- _What is required_:
Below are some entries. Output each one exactly as it appears.

[start of Record extracts]

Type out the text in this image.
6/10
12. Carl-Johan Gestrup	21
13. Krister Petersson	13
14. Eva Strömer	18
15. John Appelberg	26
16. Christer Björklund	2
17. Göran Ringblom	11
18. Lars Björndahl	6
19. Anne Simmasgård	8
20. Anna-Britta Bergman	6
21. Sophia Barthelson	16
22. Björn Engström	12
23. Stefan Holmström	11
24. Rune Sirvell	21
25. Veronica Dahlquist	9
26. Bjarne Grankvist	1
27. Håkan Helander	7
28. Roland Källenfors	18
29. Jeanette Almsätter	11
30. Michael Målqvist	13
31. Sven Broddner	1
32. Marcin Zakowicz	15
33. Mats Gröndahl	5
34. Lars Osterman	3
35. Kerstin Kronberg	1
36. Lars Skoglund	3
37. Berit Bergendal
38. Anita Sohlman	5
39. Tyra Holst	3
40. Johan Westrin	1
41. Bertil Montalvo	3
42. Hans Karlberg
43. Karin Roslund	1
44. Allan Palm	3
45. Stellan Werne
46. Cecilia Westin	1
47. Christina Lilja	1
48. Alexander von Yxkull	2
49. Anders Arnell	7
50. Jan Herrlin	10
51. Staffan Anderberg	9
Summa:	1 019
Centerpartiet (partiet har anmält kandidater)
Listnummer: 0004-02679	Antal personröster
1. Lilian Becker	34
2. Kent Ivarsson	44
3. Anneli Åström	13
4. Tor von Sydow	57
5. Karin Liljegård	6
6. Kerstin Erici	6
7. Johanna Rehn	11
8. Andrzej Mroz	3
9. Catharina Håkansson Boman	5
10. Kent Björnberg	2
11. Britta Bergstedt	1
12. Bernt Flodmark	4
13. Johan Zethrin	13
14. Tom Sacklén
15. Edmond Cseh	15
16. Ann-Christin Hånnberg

[end of Record extracts]

- _The completed task_:
Type out the text in this image.
6/10
12. Carl-Johan Gestrup	21
13. Krister Petersson	13
14. Eva Strömer	18
15. John Appelberg	26
16. Christer Björklund	2
17. Göran Ringblom	11
18. Lars Björndahl	6
19. Anne Simmasgård	8
20. Anna-Britta Bergman	6
21. Sophia Barthelson	16
22. Björn Engström	12
23. Stefan Holmström	11
24. Rune Sirvell	21
25. Veronica Dahlquist	9
26. Bjarne Grankvist	1
27. Håkan Helander	7
28. Roland Källenfors	18
29. Jeanette Almsätter	11
30. Michael Målqvist	13
31. Sven Broddner	1
32. Marcin Zakowicz	15
33. Mats Gröndahl	5
34. Lars Osterman	3
35. Kerstin Kronberg	1
36. Lars Skoglund	3
37. Berit Bergendal
38. Anita Sohlman	5
39. Tyra Holst	3
40. Johan Westrin	1
41. Bertil Montalvo	3
42. Hans Karlberg
43. Karin Roslund	1
44. Allan Palm	3
45. Stellan Werne
46. Cecilia Westin	1
47. Christina Lilja	1
48. Alexander von Yxkull	2
49. Anders Arnell	7
50. Jan Herrlin	10
51. Staffan Anderberg	9
Summa:	1 019
Centerpartiet (partiet har anmält kandidater)
Listnummer: 0004-02679	Antal personröster
1. Lilian Becker	34
2. Kent Ivarsson	44
3. Anneli Åström	13
4. Tor von Sydow	57
5. Karin Liljegård	6
6. Kerstin Erici	6
7. Johanna Rehn	11
8. Andrzej Mroz	3
9. Catharina Håkansson Boman	5
10. Kent Björnberg	2
11. Britta Bergstedt	1
12. Bernt Flodmark	4
13. Johan Zethrin	13
14. Tom Sacklén
15. Edmond Cseh	15
16. Ann-Christin Hånnberg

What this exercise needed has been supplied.